* **Requirements**
Below are some records. Copy every line in them that holds "Hauts".

* **Records to use**
————

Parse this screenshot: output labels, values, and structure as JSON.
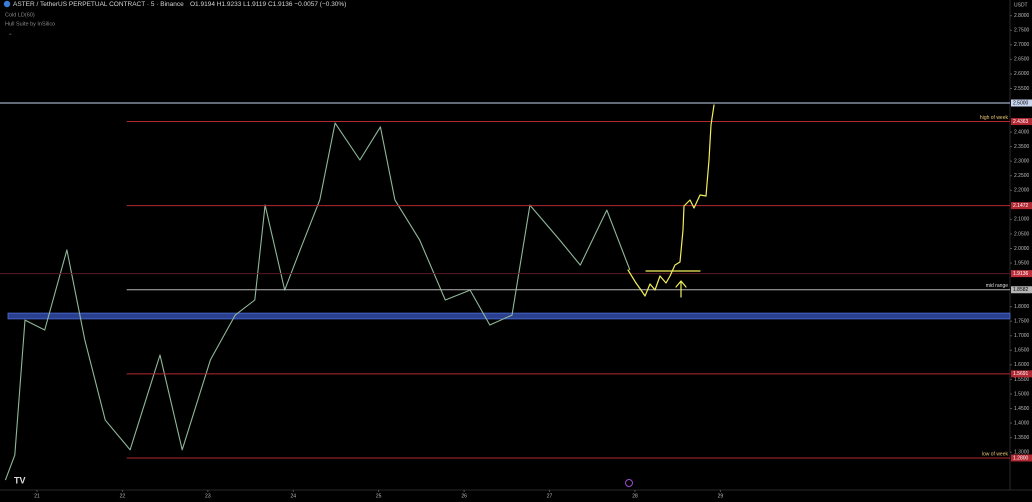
{
  "header": {
    "symbol": "ASTER / TetherUS PERPETUAL CONTRACT · 5 · Binance",
    "ohlc": "O1.9194 H1.9233 L1.9119 C1.9136 −0.0057 (−0.30%)",
    "indicators": [
      "Cold LD(60)",
      "Hull Suite by InSilico"
    ],
    "currency": "USDT"
  },
  "chart_data": {
    "type": "line",
    "x": [
      20.63,
      20.74,
      20.86,
      21.09,
      21.35,
      21.56,
      21.8,
      22.09,
      22.44,
      22.7,
      23.03,
      23.32,
      23.55,
      23.67,
      23.9,
      24.08,
      24.31,
      24.49,
      24.78,
      25.02,
      25.19,
      25.48,
      25.78,
      26.07,
      26.3,
      26.56,
      26.77,
      27.12,
      27.36,
      27.67,
      27.94
    ],
    "values": [
      1.204,
      1.29,
      1.754,
      1.72,
      1.995,
      1.686,
      1.41,
      1.308,
      1.634,
      1.308,
      1.617,
      1.771,
      1.823,
      2.149,
      1.857,
      1.995,
      2.167,
      2.431,
      2.304,
      2.418,
      2.167,
      2.029,
      1.823,
      1.857,
      1.737,
      1.771,
      2.149,
      2.029,
      1.943,
      2.132,
      1.926
    ],
    "color": "#8fb89a",
    "xlim": [
      20.567,
      32.39
    ],
    "ylim": [
      1.17,
      2.854
    ],
    "xticks": [
      21,
      22,
      23,
      24,
      25,
      26,
      27,
      28,
      29
    ],
    "yticks": [
      {
        "value": 2.8,
        "label": "2.8000"
      },
      {
        "value": 2.75,
        "label": "2.7500"
      },
      {
        "value": 2.7,
        "label": "2.7000"
      },
      {
        "value": 2.65,
        "label": "2.6500"
      },
      {
        "value": 2.6,
        "label": "2.6000"
      },
      {
        "value": 2.55,
        "label": "2.5500"
      },
      {
        "value": 2.4,
        "label": "2.4000"
      },
      {
        "value": 2.35,
        "label": "2.3500"
      },
      {
        "value": 2.3,
        "label": "2.3000"
      },
      {
        "value": 2.25,
        "label": "2.2500"
      },
      {
        "value": 2.2,
        "label": "2.2000"
      },
      {
        "value": 2.1,
        "label": "2.1000"
      },
      {
        "value": 2.05,
        "label": "2.0500"
      },
      {
        "value": 2,
        "label": "2.0000"
      },
      {
        "value": 1.95,
        "label": "1.9500"
      },
      {
        "value": 1.8,
        "label": "1.8000"
      },
      {
        "value": 1.75,
        "label": "1.7500"
      },
      {
        "value": 1.7,
        "label": "1.7000"
      },
      {
        "value": 1.65,
        "label": "1.6500"
      },
      {
        "value": 1.6,
        "label": "1.6000"
      },
      {
        "value": 1.55,
        "label": "1.5500"
      },
      {
        "value": 1.5,
        "label": "1.5000"
      },
      {
        "value": 1.45,
        "label": "1.4500"
      },
      {
        "value": 1.4,
        "label": "1.4000"
      },
      {
        "value": 1.35,
        "label": "1.3500"
      },
      {
        "value": 1.3,
        "label": "1.3000"
      }
    ],
    "zone": {
      "low": 1.758,
      "high": 1.778,
      "color": "#2b3f8f"
    },
    "levels": [
      {
        "price": {
          "value": 2.5,
          "label": "2.5000"
        },
        "color": "#c9d6f0",
        "from": 20.567
      },
      {
        "price": {
          "value": 2.4363,
          "label": "2.4363"
        },
        "color": "#b22833",
        "from": 22.05,
        "name": "high of week"
      },
      {
        "price": {
          "value": 2.1472,
          "label": "2.1472"
        },
        "color": "#b22833",
        "from": 22.05
      },
      {
        "price": {
          "value": 1.9136,
          "label": "1.9136"
        },
        "color": "#5a1a20",
        "from": 20.567
      },
      {
        "price": {
          "value": 1.8582,
          "label": "1.8582"
        },
        "color": "#b5b5b5",
        "from": 22.05,
        "name": "mid range"
      },
      {
        "price": {
          "value": 1.5691,
          "label": "1.5691"
        },
        "color": "#b22833",
        "from": 22.05
      },
      {
        "price": {
          "value": 1.28,
          "label": "1.2800"
        },
        "color": "#b22833",
        "from": 22.05,
        "name": "low of week"
      }
    ]
  }
}
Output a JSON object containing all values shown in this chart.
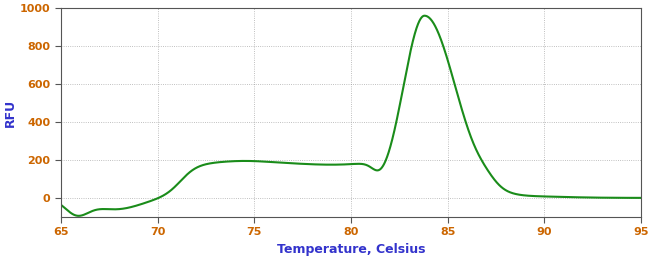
{
  "title": "",
  "xlabel": "Temperature, Celsius",
  "ylabel": "RFU",
  "xlim": [
    65,
    95
  ],
  "ylim": [
    -100,
    1000
  ],
  "xticks": [
    65,
    70,
    75,
    80,
    85,
    90,
    95
  ],
  "yticks": [
    0,
    200,
    400,
    600,
    800,
    1000
  ],
  "line_color": "#1a8c1a",
  "line_width": 1.5,
  "bg_color": "#ffffff",
  "grid_color": "#888888",
  "axis_label_color": "#3333cc",
  "tick_label_color": "#cc6600",
  "xlabel_fontsize": 9,
  "ylabel_fontsize": 9,
  "tick_fontsize": 8
}
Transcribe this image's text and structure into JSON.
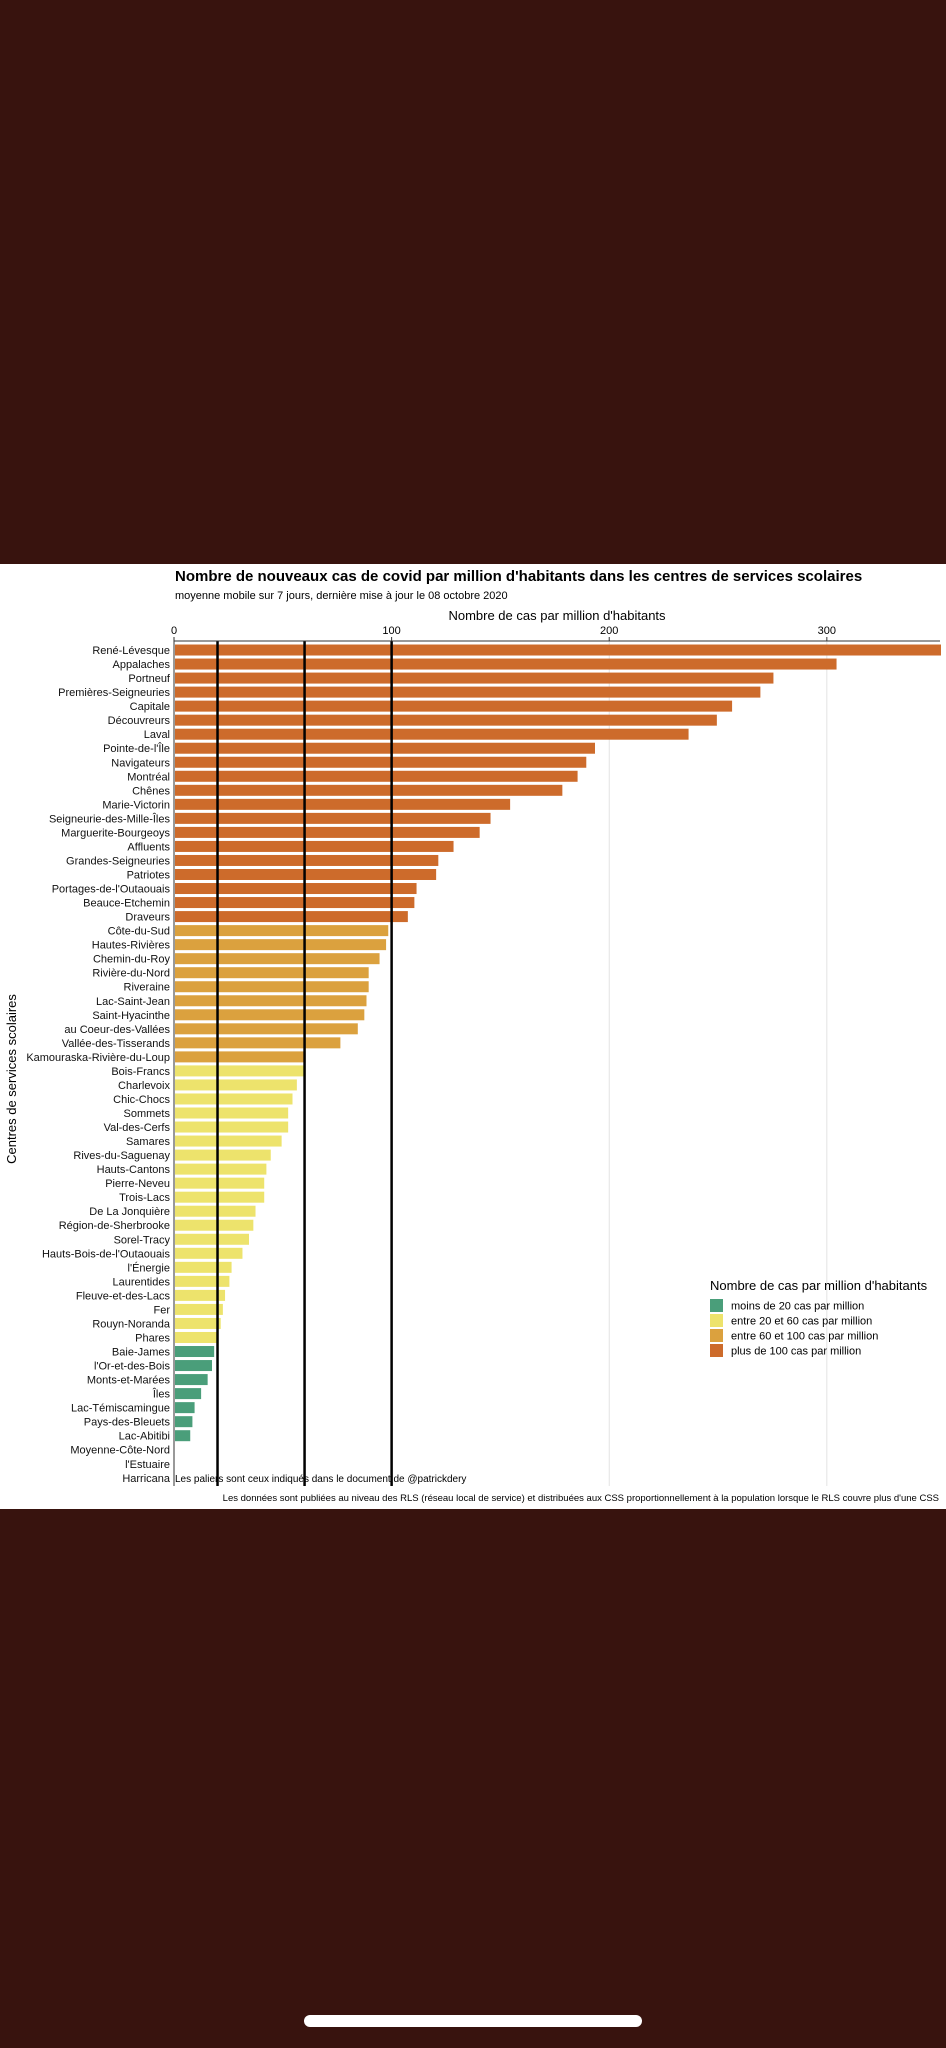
{
  "chart_data": {
    "type": "bar",
    "orientation": "horizontal",
    "title": "Nombre de nouveaux cas de covid par million d'habitants dans les centres de services scolaires",
    "subtitle": "moyenne mobile sur 7 jours, dernière mise à jour le 08 octobre 2020",
    "xlabel": "Nombre de cas par million d'habitants",
    "ylabel": "Centres de services scolaires",
    "x_ticks": [
      0,
      100,
      200,
      300
    ],
    "xlim": [
      0,
      352
    ],
    "grid": true,
    "threshold_lines": [
      20,
      60,
      100
    ],
    "annotation": "Les paliers sont ceux indiqués dans le document de  @patrickdery",
    "caption": "Les données sont publiées au niveau des RLS (réseau local de service) et distribuées aux CSS proportionnellement à la population lorsque le RLS couvre plus d'une CSS",
    "legend": {
      "title": "Nombre de cas par million d'habitants",
      "position": "bottom-right",
      "items": [
        {
          "label": "moins de 20 cas par million",
          "color": "#4a9e7a"
        },
        {
          "label": "entre 20 et 60 cas par million",
          "color": "#ede36c"
        },
        {
          "label": "entre 60 et 100 cas par million",
          "color": "#dba13e"
        },
        {
          "label": "plus de 100 cas par million",
          "color": "#cd6b2b"
        }
      ]
    },
    "categories": [
      "René-Lévesque",
      "Appalaches",
      "Portneuf",
      "Premières-Seigneuries",
      "Capitale",
      "Découvreurs",
      "Laval",
      "Pointe-de-l'Île",
      "Navigateurs",
      "Montréal",
      "Chênes",
      "Marie-Victorin",
      "Seigneurie-des-Mille-Îles",
      "Marguerite-Bourgeoys",
      "Affluents",
      "Grandes-Seigneuries",
      "Patriotes",
      "Portages-de-l'Outaouais",
      "Beauce-Etchemin",
      "Draveurs",
      "Côte-du-Sud",
      "Hautes-Rivières",
      "Chemin-du-Roy",
      "Rivière-du-Nord",
      "Riveraine",
      "Lac-Saint-Jean",
      "Saint-Hyacinthe",
      "au Coeur-des-Vallées",
      "Vallée-des-Tisserands",
      "Kamouraska-Rivière-du-Loup",
      "Bois-Francs",
      "Charlevoix",
      "Chic-Chocs",
      "Sommets",
      "Val-des-Cerfs",
      "Samares",
      "Rives-du-Saguenay",
      "Hauts-Cantons",
      "Pierre-Neveu",
      "Trois-Lacs",
      "De La Jonquière",
      "Région-de-Sherbrooke",
      "Sorel-Tracy",
      "Hauts-Bois-de-l'Outaouais",
      "l'Énergie",
      "Laurentides",
      "Fleuve-et-des-Lacs",
      "Fer",
      "Rouyn-Noranda",
      "Phares",
      "Baie-James",
      "l'Or-et-des-Bois",
      "Monts-et-Marées",
      "Îles",
      "Lac-Témiscamingue",
      "Pays-des-Bleuets",
      "Lac-Abitibi",
      "Moyenne-Côte-Nord",
      "l'Estuaire",
      "Harricana"
    ],
    "values": [
      352,
      304,
      275,
      269,
      256,
      249,
      236,
      193,
      189,
      185,
      178,
      154,
      145,
      140,
      128,
      121,
      120,
      111,
      110,
      107,
      98,
      97,
      94,
      89,
      89,
      88,
      87,
      84,
      76,
      60,
      60,
      56,
      54,
      52,
      52,
      49,
      44,
      42,
      41,
      41,
      37,
      36,
      34,
      31,
      26,
      25,
      23,
      22,
      21,
      20,
      18,
      17,
      15,
      12,
      9,
      8,
      7,
      0,
      0,
      0
    ],
    "tiers": [
      "plus",
      "plus",
      "plus",
      "plus",
      "plus",
      "plus",
      "plus",
      "plus",
      "plus",
      "plus",
      "plus",
      "plus",
      "plus",
      "plus",
      "plus",
      "plus",
      "plus",
      "plus",
      "plus",
      "plus",
      "mid",
      "mid",
      "mid",
      "mid",
      "mid",
      "mid",
      "mid",
      "mid",
      "mid",
      "mid",
      "low",
      "low",
      "low",
      "low",
      "low",
      "low",
      "low",
      "low",
      "low",
      "low",
      "low",
      "low",
      "low",
      "low",
      "low",
      "low",
      "low",
      "low",
      "low",
      "low",
      "moins",
      "moins",
      "moins",
      "moins",
      "moins",
      "moins",
      "moins",
      "moins",
      "moins",
      "moins"
    ]
  }
}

————

* **Final answer**
      "Hauts-Cantons",
      "Hauts-Bois-de-l'Outaouais",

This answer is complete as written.